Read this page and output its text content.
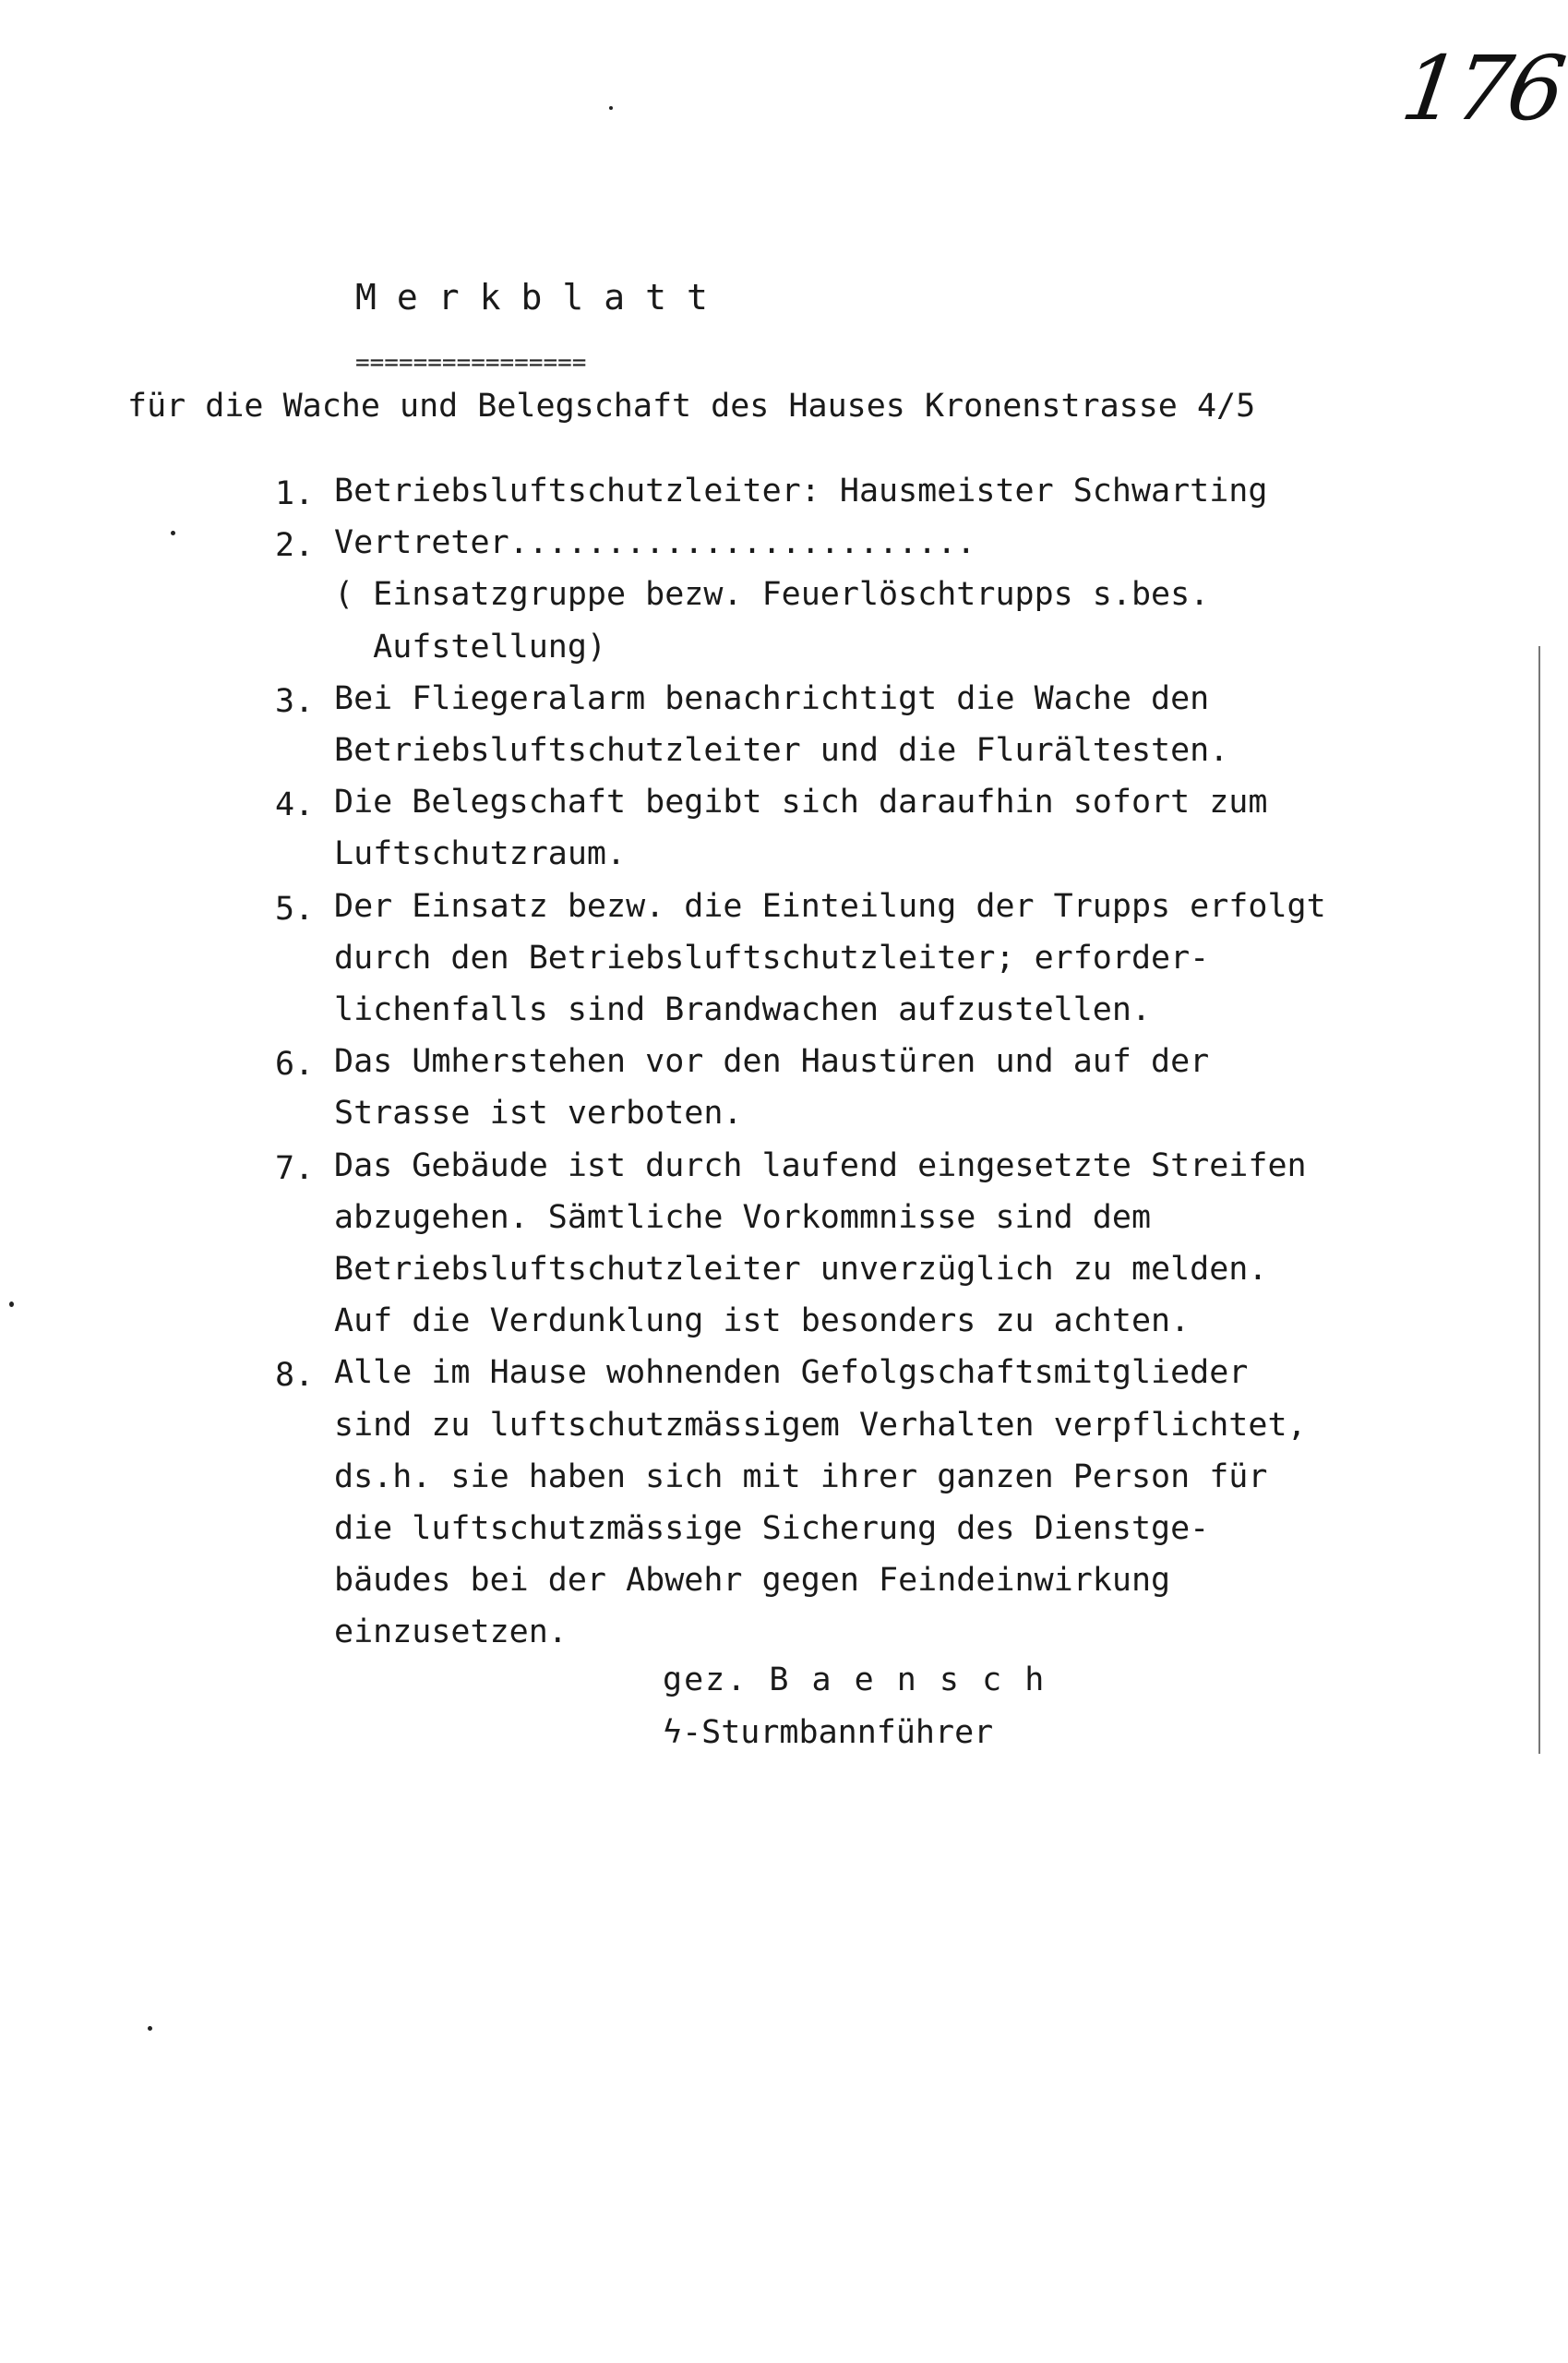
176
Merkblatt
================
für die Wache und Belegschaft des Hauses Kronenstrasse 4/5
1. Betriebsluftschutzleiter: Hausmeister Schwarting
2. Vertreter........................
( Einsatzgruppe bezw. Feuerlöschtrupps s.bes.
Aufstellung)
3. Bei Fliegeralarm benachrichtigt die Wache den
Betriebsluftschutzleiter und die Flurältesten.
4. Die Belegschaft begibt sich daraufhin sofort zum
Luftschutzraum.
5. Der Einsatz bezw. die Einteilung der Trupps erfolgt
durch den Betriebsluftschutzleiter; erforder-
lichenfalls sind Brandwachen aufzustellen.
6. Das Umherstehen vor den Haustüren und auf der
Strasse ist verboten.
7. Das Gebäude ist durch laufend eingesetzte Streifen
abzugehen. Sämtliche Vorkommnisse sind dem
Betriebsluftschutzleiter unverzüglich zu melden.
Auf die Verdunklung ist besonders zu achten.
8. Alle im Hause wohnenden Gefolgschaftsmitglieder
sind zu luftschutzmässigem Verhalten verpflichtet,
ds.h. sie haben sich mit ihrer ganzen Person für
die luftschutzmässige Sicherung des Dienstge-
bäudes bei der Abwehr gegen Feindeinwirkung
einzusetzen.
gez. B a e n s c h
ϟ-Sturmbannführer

# # #

§ **EXERCISE REQUIREMENTS**
Without the pictures, print the records in full, exactly as they appear.

§ **RESPONSE TO THIS EXERCISE**
Read this page and output its text content.
176
Merkblatt
================
für die Wache und Belegschaft des Hauses Kronenstrasse 4/5
1. Betriebsluftschutzleiter: Hausmeister Schwarting
2. Vertreter........................
( Einsatzgruppe bezw. Feuerlöschtrupps s.bes.
Aufstellung)
3. Bei Fliegeralarm benachrichtigt die Wache den
Betriebsluftschutzleiter und die Flurältesten.
4. Die Belegschaft begibt sich daraufhin sofort zum
Luftschutzraum.
5. Der Einsatz bezw. die Einteilung der Trupps erfolgt
durch den Betriebsluftschutzleiter; erforder-
lichenfalls sind Brandwachen aufzustellen.
6. Das Umherstehen vor den Haustüren und auf der
Strasse ist verboten.
7. Das Gebäude ist durch laufend eingesetzte Streifen
abzugehen. Sämtliche Vorkommnisse sind dem
Betriebsluftschutzleiter unverzüglich zu melden.
Auf die Verdunklung ist besonders zu achten.
8. Alle im Hause wohnenden Gefolgschaftsmitglieder
sind zu luftschutzmässigem Verhalten verpflichtet,
ds.h. sie haben sich mit ihrer ganzen Person für
die luftschutzmässige Sicherung des Dienstge-
bäudes bei der Abwehr gegen Feindeinwirkung
einzusetzen.
gez. B a e n s c h
ϟ-Sturmbannführer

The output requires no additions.